All of that defines your social being, and you are nothing if not a social being. Trust me, it's better than being a mind.

Also, you know which community you belong to. It usually involves a local and a national community. Nothing mysterious there either.

You should also know your place within the community. Are you a pillar of the community or someone whose role is less august?

Entering the Temple of Apollo involves being sufficiently humble to receive whatever the god wants to communicate you. For that you need to know that you are a human being, a social being, existing within a web of relationships.

I am confident that this version of self-knowledge is not the one you were expecting. Yet, if you do not know and grant sufficient weight to these objective realities about your social existence, you will have considerable difficulty navigating the world.

So far I have said nothing about your personality. I am not very interested in whether you are outgoing or contemplative, whether you are cheerful or somber, whether you are talkative or reticent.

Not one of these qualities changes your name or your place in the world.

Setting out to learn about your personality strikes me as a largely uninteresting quest.

Of course, there is more to you than this list. I mentioned it first because most people tend to trivialize it. Beware the therapeutic impulse to trivialize what really matters.

If you were worrying about whether I was going to leave a place for your individuality, fear not. Beyond the qualities I have just mentioned, lies your most important human quality: your character.

Clearly, the Temple of Apollo was prescribing humility and humility is an important character trait.

But, ask yourself this: do you know whether or not you have good character?

Are you trustworthy, loyal, reliable, responsible, and decorous? Do you keep your word? Are you respectful and courteous to others?

Most other people know whether or not they can trust you. Do you?

If you are content to answer that you are trustworthy and loyal some of the time, then you have some work to do.

A person with good character is always trustworthy, always responsible and reliable, always good to his word. A person with good character does not go back on his word when he can get away with it. He does not keep his word only when it is expedient.

If you know how good your character is or isn't, you can correct it. Even if you have the best character, there is always room for improvement. If you think that your character cannot get any better, then you are mistaking yourself for a god.

So far, I have excluded the therapist’s favorite quest: to discover your hidden motives, what makes you run or jump or lust. More than a few people have run aground over the therapist’s imperative to discover what you really, really want.

Following your bliss or your passion or your heart’s desire is a fool‘s errand. As I’ve often said, what matters is not how badly you want it, but how good you are at it.

Knowing yourself does mean knowing what you are good at. Do not undertake enterprises for which you have no real talent.

And if you have real talent, be it for the cello or golf or accounting, you owe it to your talent, or to the divinity that gave you the talent, to guard it, to cultivate it, and to allow it to achieve excellence.

3 comments:

Deadman said...

Mortimer J. Adler, in his Intellect: Mind over Matter (London & NY, 1990) concluded similarly, except that he suggested that the failure to use one’s intellect is equivalent to sinful sloth:
“Sloth is a moral fault [...] that causes the misconduct of the individual’s private life.
“One ought to make good use of one’s intellect in order to lead a morally good life. Stated another way, one ought to lead an intellectual life.” (p. 186)

Dennis said...

I am trying to remember, but a friend said to me a long while ago something like, "Never hide you lamp under a bucket." I understood what he was trying to say.
The talent we have been given should be utilized and not allowed to sit fallow or left uncultivated.

Stuart Schneiderman said...

Thanks for the quote, Deadman. I hadn't thought of it as slothful, but I very much like the idea.

Thanks, also, Dennis. I do think that seeing talent in this light would be a good way for a lot of people to get over themselves.

[EXERCISE OBJECTIVE]
Answer the following questions using the self-knowledge essay above.
(a) What does the essay name as your most important human quality?
(b) What matters, according to the essay, rather than how badly you want something?
(c) What three things does the essay say you owe to a real talent?

[SUPPLIED ENTRIES]

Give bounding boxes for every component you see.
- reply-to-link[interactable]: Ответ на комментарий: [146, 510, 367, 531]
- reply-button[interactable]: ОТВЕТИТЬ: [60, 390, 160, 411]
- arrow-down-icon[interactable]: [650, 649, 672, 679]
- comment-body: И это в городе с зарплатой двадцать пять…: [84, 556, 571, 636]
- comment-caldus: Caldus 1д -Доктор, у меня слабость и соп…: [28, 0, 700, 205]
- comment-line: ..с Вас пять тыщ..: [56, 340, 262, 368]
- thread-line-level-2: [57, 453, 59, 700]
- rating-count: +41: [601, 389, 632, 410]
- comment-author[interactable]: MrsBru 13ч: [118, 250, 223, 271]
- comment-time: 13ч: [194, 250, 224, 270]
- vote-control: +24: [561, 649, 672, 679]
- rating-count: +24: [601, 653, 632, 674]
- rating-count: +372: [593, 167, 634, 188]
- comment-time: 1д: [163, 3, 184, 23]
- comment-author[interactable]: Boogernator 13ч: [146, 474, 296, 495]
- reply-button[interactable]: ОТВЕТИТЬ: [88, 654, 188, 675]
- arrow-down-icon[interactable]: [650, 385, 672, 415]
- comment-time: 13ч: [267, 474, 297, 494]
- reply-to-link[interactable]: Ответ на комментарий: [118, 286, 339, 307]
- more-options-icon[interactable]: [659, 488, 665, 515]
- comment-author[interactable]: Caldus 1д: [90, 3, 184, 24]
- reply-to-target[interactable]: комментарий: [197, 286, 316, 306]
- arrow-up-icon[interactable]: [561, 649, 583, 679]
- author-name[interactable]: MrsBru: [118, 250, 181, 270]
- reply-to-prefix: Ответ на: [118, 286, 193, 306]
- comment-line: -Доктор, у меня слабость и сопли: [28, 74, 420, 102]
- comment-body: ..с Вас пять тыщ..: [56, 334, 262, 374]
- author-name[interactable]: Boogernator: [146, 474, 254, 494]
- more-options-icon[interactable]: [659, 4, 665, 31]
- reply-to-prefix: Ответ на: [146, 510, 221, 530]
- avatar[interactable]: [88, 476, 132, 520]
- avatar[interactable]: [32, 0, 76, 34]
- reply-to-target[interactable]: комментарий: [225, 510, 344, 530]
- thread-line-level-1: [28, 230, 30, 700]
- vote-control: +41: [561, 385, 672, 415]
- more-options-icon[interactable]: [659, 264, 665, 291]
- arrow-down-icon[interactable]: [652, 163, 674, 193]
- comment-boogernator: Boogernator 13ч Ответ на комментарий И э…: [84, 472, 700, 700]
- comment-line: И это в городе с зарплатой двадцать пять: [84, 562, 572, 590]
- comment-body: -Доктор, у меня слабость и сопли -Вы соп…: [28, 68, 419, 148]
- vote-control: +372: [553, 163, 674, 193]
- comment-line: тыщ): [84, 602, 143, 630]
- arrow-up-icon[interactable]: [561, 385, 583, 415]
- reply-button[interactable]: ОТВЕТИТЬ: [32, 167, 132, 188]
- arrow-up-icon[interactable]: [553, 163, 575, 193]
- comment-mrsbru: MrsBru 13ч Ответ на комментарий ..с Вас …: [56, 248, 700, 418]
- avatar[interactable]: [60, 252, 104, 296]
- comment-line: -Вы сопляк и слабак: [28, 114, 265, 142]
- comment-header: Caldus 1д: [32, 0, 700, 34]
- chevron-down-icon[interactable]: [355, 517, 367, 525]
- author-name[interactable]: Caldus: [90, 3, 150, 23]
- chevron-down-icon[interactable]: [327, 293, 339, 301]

[YOUR RESPONSE]
(a) Your character.
(b) How good you are at it.
(c) To guard it, to cultivate it, and to allow it to achieve excellence.